» **SET PROBLEM**
Locate every line below that contains the word "number" and copy it.

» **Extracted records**

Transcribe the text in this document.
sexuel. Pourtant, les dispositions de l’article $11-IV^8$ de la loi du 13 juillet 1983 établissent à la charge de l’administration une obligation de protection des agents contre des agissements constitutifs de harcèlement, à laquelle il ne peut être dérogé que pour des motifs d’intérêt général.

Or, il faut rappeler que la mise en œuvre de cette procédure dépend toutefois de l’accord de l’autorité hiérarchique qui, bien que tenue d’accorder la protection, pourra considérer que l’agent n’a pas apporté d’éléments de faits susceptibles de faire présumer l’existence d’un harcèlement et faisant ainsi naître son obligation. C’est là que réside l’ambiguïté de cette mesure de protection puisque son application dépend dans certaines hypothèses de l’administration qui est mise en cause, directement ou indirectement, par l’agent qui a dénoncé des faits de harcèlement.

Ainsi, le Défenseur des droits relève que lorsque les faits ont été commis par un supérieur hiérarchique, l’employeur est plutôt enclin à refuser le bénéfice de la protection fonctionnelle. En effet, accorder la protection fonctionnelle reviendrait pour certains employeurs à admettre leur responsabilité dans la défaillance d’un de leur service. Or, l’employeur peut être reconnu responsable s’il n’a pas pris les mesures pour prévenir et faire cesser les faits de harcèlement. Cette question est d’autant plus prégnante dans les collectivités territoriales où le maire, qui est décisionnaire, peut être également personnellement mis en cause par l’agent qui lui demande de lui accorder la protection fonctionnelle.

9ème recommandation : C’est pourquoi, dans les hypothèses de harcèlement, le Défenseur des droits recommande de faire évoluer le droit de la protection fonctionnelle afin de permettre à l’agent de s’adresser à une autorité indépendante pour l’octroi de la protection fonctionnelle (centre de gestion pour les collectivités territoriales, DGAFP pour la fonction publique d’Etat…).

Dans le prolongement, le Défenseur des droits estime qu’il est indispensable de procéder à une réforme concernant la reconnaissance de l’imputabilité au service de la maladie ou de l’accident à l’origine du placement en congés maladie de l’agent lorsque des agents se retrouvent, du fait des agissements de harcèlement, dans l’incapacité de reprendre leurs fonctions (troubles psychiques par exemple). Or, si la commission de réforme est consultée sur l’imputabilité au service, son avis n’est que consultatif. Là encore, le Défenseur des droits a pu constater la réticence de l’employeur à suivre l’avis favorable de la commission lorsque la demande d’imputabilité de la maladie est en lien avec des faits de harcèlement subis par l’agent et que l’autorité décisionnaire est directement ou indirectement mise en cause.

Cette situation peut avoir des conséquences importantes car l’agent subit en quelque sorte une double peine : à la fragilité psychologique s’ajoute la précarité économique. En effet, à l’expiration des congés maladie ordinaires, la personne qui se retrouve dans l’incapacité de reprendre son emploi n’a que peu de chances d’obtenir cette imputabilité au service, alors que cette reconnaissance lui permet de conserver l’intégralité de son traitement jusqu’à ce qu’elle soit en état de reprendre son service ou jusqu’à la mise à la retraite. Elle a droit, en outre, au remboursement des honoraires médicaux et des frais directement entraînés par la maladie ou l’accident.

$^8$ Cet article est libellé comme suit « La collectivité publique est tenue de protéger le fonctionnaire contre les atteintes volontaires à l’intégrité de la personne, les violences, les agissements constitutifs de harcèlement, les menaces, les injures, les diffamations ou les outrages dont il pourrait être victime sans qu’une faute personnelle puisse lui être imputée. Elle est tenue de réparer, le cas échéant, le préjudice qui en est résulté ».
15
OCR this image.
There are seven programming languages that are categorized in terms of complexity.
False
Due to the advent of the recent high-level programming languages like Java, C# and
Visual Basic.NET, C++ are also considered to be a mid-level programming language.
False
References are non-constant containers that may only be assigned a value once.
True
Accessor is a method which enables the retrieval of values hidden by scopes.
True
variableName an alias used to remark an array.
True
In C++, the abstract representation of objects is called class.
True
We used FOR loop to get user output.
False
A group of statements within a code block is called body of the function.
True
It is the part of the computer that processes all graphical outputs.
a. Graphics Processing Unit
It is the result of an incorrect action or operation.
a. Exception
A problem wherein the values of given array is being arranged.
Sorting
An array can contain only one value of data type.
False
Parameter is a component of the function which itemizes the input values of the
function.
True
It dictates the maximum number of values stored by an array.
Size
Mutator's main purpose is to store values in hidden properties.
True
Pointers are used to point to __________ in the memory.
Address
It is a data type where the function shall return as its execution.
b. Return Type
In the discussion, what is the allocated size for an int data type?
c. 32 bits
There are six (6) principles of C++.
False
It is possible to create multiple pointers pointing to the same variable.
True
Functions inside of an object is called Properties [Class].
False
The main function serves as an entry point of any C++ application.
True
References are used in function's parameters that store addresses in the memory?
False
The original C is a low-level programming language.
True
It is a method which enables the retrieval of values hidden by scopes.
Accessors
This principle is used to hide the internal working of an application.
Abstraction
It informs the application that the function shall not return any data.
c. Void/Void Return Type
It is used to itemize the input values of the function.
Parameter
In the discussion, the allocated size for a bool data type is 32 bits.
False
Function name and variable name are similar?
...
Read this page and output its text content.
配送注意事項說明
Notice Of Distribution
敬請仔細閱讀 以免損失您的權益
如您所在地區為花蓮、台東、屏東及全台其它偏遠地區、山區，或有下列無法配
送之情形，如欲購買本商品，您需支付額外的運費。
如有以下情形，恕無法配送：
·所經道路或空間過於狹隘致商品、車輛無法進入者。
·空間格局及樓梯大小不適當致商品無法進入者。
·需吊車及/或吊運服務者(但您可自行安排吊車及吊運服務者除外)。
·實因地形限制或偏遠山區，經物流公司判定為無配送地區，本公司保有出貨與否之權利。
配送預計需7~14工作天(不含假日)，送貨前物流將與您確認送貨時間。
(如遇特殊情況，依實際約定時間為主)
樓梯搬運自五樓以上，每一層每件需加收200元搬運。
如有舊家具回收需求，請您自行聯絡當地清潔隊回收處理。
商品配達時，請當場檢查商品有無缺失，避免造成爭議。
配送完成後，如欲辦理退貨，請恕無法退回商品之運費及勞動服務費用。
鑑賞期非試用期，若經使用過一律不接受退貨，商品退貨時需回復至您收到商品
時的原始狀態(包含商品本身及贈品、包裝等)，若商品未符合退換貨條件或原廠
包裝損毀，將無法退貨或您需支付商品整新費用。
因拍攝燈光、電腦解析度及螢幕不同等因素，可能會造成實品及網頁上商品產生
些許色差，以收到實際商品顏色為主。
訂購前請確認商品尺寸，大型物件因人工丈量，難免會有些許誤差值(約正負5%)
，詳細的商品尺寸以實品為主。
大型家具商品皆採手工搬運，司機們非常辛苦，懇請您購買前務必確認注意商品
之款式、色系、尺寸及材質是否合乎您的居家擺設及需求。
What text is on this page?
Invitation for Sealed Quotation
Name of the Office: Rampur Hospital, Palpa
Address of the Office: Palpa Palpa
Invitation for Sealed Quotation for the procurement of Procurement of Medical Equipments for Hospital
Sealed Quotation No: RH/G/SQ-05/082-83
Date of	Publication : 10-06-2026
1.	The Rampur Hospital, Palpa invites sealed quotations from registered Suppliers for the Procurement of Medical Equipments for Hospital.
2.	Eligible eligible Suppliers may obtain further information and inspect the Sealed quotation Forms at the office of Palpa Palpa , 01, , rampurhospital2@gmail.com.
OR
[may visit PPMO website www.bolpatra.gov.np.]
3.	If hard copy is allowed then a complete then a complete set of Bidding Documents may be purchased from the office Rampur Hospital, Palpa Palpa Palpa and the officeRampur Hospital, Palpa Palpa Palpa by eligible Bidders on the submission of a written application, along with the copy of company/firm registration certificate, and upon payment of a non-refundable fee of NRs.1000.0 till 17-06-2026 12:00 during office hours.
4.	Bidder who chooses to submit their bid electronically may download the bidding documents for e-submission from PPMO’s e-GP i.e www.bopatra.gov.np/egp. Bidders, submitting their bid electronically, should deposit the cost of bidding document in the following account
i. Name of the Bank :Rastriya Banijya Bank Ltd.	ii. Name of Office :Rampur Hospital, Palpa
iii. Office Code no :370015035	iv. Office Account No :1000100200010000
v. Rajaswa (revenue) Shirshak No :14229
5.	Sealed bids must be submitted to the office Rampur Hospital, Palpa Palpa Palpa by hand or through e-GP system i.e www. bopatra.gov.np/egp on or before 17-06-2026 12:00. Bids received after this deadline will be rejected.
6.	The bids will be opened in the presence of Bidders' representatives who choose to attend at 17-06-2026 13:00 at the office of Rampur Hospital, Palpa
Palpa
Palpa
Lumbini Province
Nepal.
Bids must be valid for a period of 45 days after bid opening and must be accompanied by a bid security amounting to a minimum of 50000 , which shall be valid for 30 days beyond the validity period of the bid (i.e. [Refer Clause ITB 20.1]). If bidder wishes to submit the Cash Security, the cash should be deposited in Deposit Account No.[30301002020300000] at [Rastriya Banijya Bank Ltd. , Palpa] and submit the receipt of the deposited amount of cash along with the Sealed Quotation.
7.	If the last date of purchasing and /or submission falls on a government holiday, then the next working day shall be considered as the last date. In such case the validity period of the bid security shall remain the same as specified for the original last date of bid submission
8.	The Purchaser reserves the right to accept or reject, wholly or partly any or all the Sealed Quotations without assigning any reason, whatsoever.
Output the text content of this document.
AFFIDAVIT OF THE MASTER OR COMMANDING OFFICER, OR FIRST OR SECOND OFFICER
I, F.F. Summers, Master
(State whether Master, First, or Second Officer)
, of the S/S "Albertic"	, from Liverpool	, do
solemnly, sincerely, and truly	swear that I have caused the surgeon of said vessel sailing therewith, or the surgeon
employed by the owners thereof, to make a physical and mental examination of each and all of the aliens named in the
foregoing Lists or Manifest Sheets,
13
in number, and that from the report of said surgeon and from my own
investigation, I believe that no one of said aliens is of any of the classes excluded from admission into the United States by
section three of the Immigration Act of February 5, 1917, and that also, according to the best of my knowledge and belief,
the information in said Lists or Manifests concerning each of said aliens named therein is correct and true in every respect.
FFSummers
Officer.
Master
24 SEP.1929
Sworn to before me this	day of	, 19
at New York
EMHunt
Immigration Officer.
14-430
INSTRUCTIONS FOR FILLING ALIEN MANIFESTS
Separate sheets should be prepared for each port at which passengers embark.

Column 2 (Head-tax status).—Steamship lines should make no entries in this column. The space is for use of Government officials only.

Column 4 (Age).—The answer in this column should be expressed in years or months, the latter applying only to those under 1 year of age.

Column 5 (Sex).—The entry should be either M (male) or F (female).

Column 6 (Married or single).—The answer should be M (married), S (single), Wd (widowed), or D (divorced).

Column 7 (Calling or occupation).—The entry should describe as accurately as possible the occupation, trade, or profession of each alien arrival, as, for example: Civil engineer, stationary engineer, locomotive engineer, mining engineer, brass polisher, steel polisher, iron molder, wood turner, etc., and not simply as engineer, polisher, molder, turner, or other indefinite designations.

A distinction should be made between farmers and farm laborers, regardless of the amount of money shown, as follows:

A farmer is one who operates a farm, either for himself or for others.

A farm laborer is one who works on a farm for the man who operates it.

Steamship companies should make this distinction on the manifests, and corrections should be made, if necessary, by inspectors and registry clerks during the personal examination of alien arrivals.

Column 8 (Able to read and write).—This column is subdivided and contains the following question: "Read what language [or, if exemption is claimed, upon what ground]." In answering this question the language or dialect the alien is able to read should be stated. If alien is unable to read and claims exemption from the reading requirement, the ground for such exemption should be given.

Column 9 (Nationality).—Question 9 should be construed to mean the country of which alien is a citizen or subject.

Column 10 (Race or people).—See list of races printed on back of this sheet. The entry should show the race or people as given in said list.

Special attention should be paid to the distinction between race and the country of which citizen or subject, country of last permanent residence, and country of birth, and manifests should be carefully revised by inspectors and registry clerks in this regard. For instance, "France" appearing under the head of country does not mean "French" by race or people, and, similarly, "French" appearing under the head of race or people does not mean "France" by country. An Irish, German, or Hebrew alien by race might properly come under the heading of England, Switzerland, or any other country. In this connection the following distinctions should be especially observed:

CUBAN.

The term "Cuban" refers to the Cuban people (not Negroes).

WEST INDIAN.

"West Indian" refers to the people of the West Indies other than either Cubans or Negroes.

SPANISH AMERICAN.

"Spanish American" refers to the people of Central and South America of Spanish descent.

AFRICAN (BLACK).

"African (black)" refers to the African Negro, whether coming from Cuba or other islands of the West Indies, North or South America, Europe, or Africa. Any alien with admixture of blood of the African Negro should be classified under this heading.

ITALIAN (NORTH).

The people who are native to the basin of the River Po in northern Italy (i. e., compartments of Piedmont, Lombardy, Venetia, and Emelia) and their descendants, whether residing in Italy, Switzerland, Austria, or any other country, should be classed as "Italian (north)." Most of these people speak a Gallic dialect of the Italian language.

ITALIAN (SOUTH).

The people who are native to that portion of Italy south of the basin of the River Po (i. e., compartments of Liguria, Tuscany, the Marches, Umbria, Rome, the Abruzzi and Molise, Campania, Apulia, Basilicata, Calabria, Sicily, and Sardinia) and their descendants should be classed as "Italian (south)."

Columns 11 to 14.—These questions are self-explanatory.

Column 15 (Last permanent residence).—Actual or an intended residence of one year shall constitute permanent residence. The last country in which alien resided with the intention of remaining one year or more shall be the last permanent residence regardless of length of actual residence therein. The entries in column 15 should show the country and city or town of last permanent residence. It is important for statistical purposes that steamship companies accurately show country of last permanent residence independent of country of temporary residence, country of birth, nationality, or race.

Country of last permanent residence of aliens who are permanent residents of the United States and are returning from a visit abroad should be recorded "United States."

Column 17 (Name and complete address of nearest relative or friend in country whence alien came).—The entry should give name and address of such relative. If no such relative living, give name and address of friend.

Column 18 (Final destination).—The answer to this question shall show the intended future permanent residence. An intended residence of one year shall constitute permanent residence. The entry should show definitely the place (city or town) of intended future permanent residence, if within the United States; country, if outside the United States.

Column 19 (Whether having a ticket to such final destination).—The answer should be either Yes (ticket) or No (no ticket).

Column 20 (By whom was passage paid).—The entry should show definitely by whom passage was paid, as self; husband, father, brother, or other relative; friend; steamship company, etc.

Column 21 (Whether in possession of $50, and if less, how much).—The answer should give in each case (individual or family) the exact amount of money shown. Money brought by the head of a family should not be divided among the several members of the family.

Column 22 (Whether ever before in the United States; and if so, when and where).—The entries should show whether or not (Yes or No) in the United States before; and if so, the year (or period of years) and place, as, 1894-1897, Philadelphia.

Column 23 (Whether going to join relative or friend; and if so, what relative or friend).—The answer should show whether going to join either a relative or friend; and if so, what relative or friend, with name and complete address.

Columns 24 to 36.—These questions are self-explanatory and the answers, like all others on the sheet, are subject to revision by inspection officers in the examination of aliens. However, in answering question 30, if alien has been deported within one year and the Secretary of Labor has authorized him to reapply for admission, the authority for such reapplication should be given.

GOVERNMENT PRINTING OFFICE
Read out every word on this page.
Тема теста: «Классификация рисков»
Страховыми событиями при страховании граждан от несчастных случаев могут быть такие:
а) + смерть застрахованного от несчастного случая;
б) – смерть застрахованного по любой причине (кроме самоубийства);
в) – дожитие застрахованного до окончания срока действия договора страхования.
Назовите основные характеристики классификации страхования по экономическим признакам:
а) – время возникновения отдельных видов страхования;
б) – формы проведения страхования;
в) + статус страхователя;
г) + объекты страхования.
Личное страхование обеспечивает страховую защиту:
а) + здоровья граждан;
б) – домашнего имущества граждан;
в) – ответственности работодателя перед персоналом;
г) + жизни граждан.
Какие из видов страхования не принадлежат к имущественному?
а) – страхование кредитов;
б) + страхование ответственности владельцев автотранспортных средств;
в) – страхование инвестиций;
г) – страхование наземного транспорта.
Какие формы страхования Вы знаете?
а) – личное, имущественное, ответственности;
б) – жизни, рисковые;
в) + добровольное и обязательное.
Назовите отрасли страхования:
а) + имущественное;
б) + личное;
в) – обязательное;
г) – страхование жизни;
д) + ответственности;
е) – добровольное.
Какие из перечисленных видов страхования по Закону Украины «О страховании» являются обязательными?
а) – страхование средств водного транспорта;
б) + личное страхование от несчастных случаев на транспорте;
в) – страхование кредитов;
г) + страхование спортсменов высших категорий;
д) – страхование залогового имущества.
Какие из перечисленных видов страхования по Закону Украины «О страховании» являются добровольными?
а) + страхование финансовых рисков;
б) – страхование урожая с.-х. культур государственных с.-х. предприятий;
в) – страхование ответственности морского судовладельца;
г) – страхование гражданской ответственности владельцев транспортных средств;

» **ANSWER FOR THE TASK**
It dictates the maximum number of values stored by an array.
in number, and that from the report of said surgeon and from my own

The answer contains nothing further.